#### Short problem:
Which lines in the records below contain the string "text"? Extract each of those lines and copy it in full.

#### Input for this task:
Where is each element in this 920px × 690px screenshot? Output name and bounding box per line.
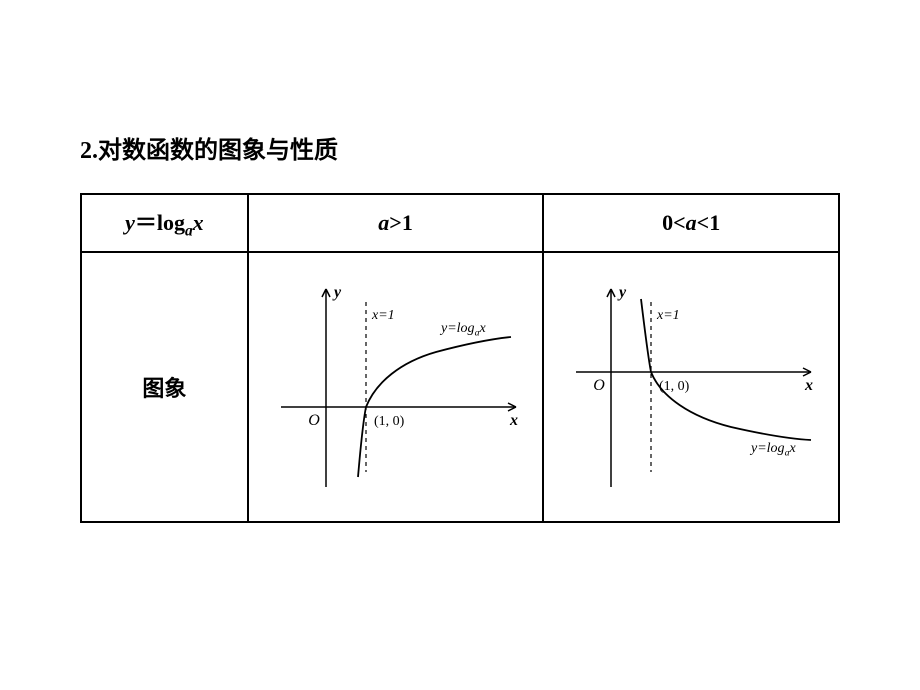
chart-cell-1: y x Ox=1 (1, 0) y=logax	[248, 252, 544, 522]
section-title: 2.对数函数的图象与性质	[80, 130, 840, 165]
svg-text:O: O	[308, 412, 320, 429]
function-label: y＝logax	[125, 210, 204, 235]
log-chart-decreasing: y x Ox=1 (1, 0) y=logax	[561, 277, 821, 497]
table-row: 图象 y x Ox=1 (1, 0) y=logax y x Ox=1 (1, 0) y=log…	[81, 252, 839, 522]
svg-text:y: y	[617, 284, 627, 301]
svg-text:(1, 0): (1, 0)	[374, 414, 405, 429]
svg-text:y=logax: y=logax	[439, 321, 486, 339]
log-chart-increasing: y x Ox=1 (1, 0) y=logax	[266, 277, 526, 497]
svg-text:x: x	[509, 412, 518, 429]
svg-text:y: y	[332, 284, 342, 301]
row-label-graph: 图象	[142, 376, 186, 401]
svg-text:x: x	[804, 377, 813, 394]
properties-table: y＝logax a>1 0<a<1 图象 y x Ox=1 (1, 0) y=logax…	[80, 193, 840, 523]
svg-text:(1, 0): (1, 0)	[659, 379, 690, 394]
table-header-row: y＝logax a>1 0<a<1	[81, 194, 839, 252]
svg-text:O: O	[593, 377, 605, 394]
column-header-a-lt-1: 0<a<1	[662, 210, 720, 235]
svg-text:x=1: x=1	[656, 308, 680, 323]
svg-text:x=1: x=1	[371, 308, 395, 323]
chart-cell-2: y x Ox=1 (1, 0) y=logax	[543, 252, 839, 522]
svg-text:y=logax: y=logax	[749, 441, 796, 459]
column-header-a-gt-1: a>1	[378, 210, 413, 235]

#### Written response:
svg-text:O: O	[308, 412, 320, 429]
svg-text:y: y	[617, 284, 627, 301]
svg-text:(1, 0): (1, 0)	[374, 414, 405, 429]
svg-text:y=logax: y=logax	[439, 321, 486, 339]
svg-text:x: x	[509, 412, 518, 429]
svg-text:y: y	[332, 284, 342, 301]
svg-text:x: x	[804, 377, 813, 394]
svg-text:(1, 0): (1, 0)	[659, 379, 690, 394]
svg-text:O: O	[593, 377, 605, 394]
svg-text:x=1: x=1	[656, 308, 680, 323]
svg-text:x=1: x=1	[371, 308, 395, 323]
svg-text:y=logax: y=logax	[749, 441, 796, 459]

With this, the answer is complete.